EXERCISE INSTRUCTIONS. Nothing but the lines from the one with "Type out the text in this image." to the final line should be returned, each exactly as it appears.

-- start GIVEN RECORDS --

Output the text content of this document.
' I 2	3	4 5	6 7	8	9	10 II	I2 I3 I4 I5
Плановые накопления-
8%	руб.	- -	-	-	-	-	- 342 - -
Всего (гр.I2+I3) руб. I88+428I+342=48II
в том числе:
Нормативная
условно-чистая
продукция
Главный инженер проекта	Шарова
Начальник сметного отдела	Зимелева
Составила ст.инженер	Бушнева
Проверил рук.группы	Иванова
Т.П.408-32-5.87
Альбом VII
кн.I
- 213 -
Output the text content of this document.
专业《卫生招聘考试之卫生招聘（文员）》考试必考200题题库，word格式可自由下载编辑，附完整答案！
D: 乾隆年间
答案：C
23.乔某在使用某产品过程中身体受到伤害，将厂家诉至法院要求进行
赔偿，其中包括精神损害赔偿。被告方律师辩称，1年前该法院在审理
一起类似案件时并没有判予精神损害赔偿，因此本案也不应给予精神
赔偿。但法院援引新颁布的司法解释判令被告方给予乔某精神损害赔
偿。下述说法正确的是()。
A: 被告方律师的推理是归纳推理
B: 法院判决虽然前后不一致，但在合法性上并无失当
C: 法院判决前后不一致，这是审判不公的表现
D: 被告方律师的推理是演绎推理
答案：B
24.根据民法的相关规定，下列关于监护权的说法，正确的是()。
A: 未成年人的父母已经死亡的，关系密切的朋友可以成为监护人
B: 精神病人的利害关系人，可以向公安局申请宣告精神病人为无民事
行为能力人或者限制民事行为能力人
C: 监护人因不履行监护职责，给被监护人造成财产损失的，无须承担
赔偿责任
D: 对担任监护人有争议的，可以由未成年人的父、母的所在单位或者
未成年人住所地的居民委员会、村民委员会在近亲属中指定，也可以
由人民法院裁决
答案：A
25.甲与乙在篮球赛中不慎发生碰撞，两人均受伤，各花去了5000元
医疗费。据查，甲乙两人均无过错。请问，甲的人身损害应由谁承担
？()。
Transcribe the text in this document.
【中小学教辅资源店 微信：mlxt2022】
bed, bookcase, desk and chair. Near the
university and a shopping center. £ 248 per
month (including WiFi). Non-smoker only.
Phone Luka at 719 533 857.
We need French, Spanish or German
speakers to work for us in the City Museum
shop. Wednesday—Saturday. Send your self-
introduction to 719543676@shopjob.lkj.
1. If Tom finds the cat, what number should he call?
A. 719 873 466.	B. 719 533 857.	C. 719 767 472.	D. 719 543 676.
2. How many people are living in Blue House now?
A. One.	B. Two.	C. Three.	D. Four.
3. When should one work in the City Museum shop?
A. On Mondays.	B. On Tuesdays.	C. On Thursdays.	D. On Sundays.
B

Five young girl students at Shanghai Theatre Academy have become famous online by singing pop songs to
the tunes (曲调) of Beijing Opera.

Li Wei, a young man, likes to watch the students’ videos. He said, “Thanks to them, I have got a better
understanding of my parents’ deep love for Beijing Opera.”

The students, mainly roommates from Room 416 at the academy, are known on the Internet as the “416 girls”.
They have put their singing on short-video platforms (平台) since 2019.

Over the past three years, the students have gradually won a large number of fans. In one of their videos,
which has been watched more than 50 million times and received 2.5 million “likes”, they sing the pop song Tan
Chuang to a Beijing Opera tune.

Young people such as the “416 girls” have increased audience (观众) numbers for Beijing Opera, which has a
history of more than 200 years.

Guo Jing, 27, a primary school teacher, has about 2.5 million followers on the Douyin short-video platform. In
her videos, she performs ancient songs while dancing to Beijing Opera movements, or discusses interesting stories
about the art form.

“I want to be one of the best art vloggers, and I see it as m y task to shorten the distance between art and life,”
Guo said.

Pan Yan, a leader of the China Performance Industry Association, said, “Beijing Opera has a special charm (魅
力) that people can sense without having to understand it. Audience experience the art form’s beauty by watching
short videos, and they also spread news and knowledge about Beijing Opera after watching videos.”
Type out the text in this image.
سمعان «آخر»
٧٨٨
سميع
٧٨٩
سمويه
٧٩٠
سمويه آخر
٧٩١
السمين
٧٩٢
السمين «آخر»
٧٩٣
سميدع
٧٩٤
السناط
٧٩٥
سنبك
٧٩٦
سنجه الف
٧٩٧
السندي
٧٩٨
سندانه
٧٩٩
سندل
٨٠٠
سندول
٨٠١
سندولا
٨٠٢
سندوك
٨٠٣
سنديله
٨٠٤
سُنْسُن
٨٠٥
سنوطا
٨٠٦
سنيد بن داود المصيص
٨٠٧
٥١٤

-- end GIVEN RECORDS --

FINISHED ANSWER.
Type out the text in this image.
سمعان «آخر»
٧٨٨
سميع
٧٨٩
سمويه
٧٩٠
سمويه آخر
٧٩١
السمين
٧٩٢
السمين «آخر»
٧٩٣
سميدع
٧٩٤
السناط
٧٩٥
سنبك
٧٩٦
سنجه الف
٧٩٧
السندي
٧٩٨
سندانه
٧٩٩
سندل
٨٠٠
سندول
٨٠١
سندولا
٨٠٢
سندوك
٨٠٣
سنديله
٨٠٤
سُنْسُن
٨٠٥
سنوطا
٨٠٦
سنيد بن داود المصيص
٨٠٧
٥١٤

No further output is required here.